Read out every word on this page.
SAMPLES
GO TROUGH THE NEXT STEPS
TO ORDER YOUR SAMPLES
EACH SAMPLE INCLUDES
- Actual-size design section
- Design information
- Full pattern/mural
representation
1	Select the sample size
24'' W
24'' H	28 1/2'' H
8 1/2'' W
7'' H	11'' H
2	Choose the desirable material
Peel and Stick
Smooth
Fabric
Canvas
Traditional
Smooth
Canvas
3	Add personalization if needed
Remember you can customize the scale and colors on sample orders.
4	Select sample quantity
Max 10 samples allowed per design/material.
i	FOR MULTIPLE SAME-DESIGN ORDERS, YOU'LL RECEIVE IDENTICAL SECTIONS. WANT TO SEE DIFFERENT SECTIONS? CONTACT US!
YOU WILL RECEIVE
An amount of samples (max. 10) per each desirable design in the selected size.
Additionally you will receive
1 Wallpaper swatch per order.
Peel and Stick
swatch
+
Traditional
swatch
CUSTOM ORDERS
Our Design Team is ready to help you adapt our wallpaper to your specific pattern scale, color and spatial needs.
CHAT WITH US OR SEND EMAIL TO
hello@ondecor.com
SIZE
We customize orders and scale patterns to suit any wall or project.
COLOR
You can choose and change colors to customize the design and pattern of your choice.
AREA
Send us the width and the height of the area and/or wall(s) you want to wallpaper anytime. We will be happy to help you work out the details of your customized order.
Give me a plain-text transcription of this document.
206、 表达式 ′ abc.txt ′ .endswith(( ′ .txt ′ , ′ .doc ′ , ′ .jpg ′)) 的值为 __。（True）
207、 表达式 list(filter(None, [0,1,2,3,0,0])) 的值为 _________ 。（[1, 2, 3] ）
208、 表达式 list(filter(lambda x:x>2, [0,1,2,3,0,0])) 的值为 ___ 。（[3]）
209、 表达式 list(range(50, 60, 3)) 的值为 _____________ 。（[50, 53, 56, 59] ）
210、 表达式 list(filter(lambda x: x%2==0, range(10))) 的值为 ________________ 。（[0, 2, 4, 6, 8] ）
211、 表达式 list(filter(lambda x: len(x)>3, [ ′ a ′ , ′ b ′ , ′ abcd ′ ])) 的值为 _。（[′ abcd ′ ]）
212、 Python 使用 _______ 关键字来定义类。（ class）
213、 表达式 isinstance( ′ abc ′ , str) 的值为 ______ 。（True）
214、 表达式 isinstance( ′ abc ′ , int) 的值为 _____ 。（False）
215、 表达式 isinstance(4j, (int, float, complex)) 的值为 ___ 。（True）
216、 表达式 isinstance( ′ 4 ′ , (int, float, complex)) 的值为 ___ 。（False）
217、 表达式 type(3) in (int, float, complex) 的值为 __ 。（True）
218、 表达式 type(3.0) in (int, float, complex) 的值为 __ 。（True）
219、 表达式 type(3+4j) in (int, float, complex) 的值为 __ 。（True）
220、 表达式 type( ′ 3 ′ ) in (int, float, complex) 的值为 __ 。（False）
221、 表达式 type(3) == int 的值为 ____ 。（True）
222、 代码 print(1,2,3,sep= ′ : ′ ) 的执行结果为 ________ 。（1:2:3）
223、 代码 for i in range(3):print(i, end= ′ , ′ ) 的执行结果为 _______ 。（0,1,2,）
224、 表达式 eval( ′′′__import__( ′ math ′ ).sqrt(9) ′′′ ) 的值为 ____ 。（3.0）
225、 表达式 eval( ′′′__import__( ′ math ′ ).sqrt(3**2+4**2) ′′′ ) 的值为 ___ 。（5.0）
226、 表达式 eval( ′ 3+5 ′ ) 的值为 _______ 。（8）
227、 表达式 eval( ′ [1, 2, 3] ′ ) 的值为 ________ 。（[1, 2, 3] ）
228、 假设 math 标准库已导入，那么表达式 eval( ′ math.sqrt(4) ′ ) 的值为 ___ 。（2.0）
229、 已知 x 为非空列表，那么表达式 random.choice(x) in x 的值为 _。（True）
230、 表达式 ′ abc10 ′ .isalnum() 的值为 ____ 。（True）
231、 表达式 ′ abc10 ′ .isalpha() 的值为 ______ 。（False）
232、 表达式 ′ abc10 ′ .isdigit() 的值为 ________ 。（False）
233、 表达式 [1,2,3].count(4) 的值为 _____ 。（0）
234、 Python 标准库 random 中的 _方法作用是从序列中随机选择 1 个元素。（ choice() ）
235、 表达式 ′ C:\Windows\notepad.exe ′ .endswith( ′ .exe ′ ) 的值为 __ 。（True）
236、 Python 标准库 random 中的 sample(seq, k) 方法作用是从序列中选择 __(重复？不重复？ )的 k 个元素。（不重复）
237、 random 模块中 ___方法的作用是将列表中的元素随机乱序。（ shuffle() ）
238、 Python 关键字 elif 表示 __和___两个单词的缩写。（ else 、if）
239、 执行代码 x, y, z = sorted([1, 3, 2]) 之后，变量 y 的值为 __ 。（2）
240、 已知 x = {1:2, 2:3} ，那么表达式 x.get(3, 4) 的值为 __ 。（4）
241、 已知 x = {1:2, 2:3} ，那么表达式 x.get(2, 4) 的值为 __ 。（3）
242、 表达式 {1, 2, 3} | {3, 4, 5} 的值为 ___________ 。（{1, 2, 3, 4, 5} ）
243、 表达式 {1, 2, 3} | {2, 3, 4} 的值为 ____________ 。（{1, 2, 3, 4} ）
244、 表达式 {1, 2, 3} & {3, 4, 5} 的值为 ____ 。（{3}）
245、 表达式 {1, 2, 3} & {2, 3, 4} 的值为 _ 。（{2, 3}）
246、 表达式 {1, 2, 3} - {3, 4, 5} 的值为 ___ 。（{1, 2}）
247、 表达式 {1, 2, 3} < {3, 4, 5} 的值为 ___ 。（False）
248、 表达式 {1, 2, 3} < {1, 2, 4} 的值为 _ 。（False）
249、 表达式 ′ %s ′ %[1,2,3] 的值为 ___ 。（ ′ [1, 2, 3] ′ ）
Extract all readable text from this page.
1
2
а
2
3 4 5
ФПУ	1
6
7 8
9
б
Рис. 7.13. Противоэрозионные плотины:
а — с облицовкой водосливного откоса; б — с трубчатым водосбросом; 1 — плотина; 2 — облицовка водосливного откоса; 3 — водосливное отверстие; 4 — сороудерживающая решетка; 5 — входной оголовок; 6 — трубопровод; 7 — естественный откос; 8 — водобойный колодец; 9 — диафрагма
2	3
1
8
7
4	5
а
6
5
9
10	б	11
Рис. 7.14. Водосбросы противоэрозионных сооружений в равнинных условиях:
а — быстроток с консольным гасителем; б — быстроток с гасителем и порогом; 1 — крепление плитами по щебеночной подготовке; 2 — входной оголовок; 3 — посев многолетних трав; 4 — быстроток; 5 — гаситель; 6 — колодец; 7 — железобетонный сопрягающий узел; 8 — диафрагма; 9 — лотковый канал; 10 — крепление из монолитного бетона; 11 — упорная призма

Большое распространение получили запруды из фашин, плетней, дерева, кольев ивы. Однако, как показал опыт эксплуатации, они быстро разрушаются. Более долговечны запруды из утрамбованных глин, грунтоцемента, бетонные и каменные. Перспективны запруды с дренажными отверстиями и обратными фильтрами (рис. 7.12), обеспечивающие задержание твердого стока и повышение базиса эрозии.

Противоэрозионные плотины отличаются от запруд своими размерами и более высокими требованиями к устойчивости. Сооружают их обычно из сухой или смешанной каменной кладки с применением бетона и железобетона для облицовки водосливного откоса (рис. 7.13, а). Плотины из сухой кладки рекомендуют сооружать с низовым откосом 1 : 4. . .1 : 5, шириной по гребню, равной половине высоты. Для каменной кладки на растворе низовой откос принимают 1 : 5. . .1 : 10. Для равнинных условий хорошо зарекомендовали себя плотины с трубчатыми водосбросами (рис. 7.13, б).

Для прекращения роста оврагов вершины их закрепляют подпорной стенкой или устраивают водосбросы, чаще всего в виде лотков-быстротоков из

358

# # # # # # #

▶ Directions: Tally every line of the data that holds the word "math" and write the count alone.

▶ Complete response: 3